▸ Data excerpts:
··········

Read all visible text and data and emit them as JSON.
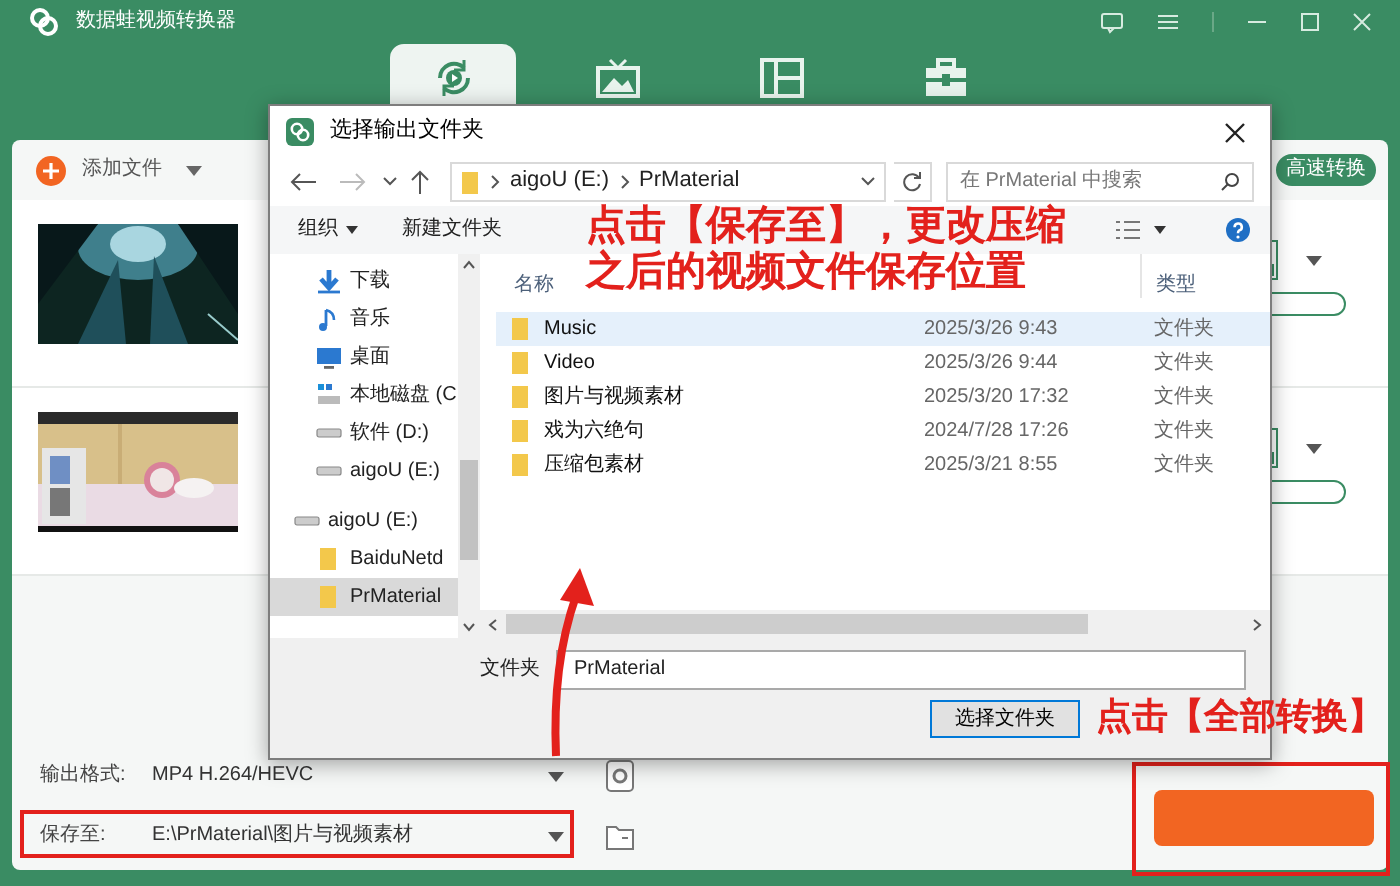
{
  "app": {
    "title": "数据蛙视频转换器",
    "tabs": [
      {
        "kind": "convert",
        "selected": true
      },
      {
        "kind": "picture",
        "selected": false
      },
      {
        "kind": "layout",
        "selected": false
      },
      {
        "kind": "toolbox",
        "selected": false
      }
    ],
    "add_file": "添加文件",
    "speed_button": "高速转换",
    "files": [
      {
        "kind": "forest"
      },
      {
        "kind": "room"
      }
    ],
    "output_format": {
      "label": "输出格式:",
      "value": "MP4 H.264/HEVC"
    },
    "save_to": {
      "label": "保存至:",
      "value": "E:\\PrMaterial\\图片与视频素材"
    }
  },
  "dialog": {
    "title": "选择输出文件夹",
    "path": [
      "aigoU (E:)",
      "PrMaterial"
    ],
    "search_placeholder": "在 PrMaterial 中搜索",
    "organize": "组织",
    "new_folder": "新建文件夹",
    "quick_access": [
      {
        "kind": "download",
        "label": "下载"
      },
      {
        "kind": "music",
        "label": "音乐"
      },
      {
        "kind": "desktop",
        "label": "桌面"
      },
      {
        "kind": "system-drive",
        "label": "本地磁盘 (C"
      },
      {
        "kind": "drive",
        "label": "软件 (D:)"
      },
      {
        "kind": "drive",
        "label": "aigoU (E:)"
      }
    ],
    "tree": [
      {
        "kind": "drive",
        "label": "aigoU (E:)",
        "selected": false,
        "children": [
          {
            "kind": "folder",
            "label": "BaiduNetd",
            "selected": false
          },
          {
            "kind": "folder",
            "label": "PrMaterial",
            "selected": true
          }
        ]
      }
    ],
    "columns": [
      "名称",
      "类型"
    ],
    "rows": [
      {
        "name": "Music",
        "date": "2025/3/26 9:43",
        "type": "文件夹",
        "selected": true
      },
      {
        "name": "Video",
        "date": "2025/3/26 9:44",
        "type": "文件夹",
        "selected": false
      },
      {
        "name": "图片与视频素材",
        "date": "2025/3/20 17:32",
        "type": "文件夹",
        "selected": false
      },
      {
        "name": "戏为六绝句",
        "date": "2024/7/28 17:26",
        "type": "文件夹",
        "selected": false
      },
      {
        "name": "压缩包素材",
        "date": "2025/3/21 8:55",
        "type": "文件夹",
        "selected": false
      }
    ],
    "folder_label": "文件夹",
    "folder_value": "PrMaterial",
    "select_button": "选择文件夹"
  },
  "annotations": [
    {
      "text": "点击【保存至】，更改压缩之后的视频文件保存位置"
    },
    {
      "text": "点击【全部转换】"
    }
  ]
}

··········

▸ YOUR GOAL: Pictures are excluded; repeat every record exactly.

▸ PROBLEM SOLUTION:
Read all visible text and data and emit them as JSON.
{
  "app": {
    "title": "数据蛙视频转换器",
    "tabs": [
      {
        "kind": "convert",
        "selected": true
      },
      {
        "kind": "picture",
        "selected": false
      },
      {
        "kind": "layout",
        "selected": false
      },
      {
        "kind": "toolbox",
        "selected": false
      }
    ],
    "add_file": "添加文件",
    "speed_button": "高速转换",
    "files": [
      {
        "kind": "forest"
      },
      {
        "kind": "room"
      }
    ],
    "output_format": {
      "label": "输出格式:",
      "value": "MP4 H.264/HEVC"
    },
    "save_to": {
      "label": "保存至:",
      "value": "E:\\PrMaterial\\图片与视频素材"
    }
  },
  "dialog": {
    "title": "选择输出文件夹",
    "path": [
      "aigoU (E:)",
      "PrMaterial"
    ],
    "search_placeholder": "在 PrMaterial 中搜索",
    "organize": "组织",
    "new_folder": "新建文件夹",
    "quick_access": [
      {
        "kind": "download",
        "label": "下载"
      },
      {
        "kind": "music",
        "label": "音乐"
      },
      {
        "kind": "desktop",
        "label": "桌面"
      },
      {
        "kind": "system-drive",
        "label": "本地磁盘 (C"
      },
      {
        "kind": "drive",
        "label": "软件 (D:)"
      },
      {
        "kind": "drive",
        "label": "aigoU (E:)"
      }
    ],
    "tree": [
      {
        "kind": "drive",
        "label": "aigoU (E:)",
        "selected": false,
        "children": [
          {
            "kind": "folder",
            "label": "BaiduNetd",
            "selected": false
          },
          {
            "kind": "folder",
            "label": "PrMaterial",
            "selected": true
          }
        ]
      }
    ],
    "columns": [
      "名称",
      "类型"
    ],
    "rows": [
      {
        "name": "Music",
        "date": "2025/3/26 9:43",
        "type": "文件夹",
        "selected": true
      },
      {
        "name": "Video",
        "date": "2025/3/26 9:44",
        "type": "文件夹",
        "selected": false
      },
      {
        "name": "图片与视频素材",
        "date": "2025/3/20 17:32",
        "type": "文件夹",
        "selected": false
      },
      {
        "name": "戏为六绝句",
        "date": "2024/7/28 17:26",
        "type": "文件夹",
        "selected": false
      },
      {
        "name": "压缩包素材",
        "date": "2025/3/21 8:55",
        "type": "文件夹",
        "selected": false
      }
    ],
    "folder_label": "文件夹",
    "folder_value": "PrMaterial",
    "select_button": "选择文件夹"
  },
  "annotations": [
    {
      "text": "点击【保存至】，更改压缩之后的视频文件保存位置"
    },
    {
      "text": "点击【全部转换】"
    }
  ]
}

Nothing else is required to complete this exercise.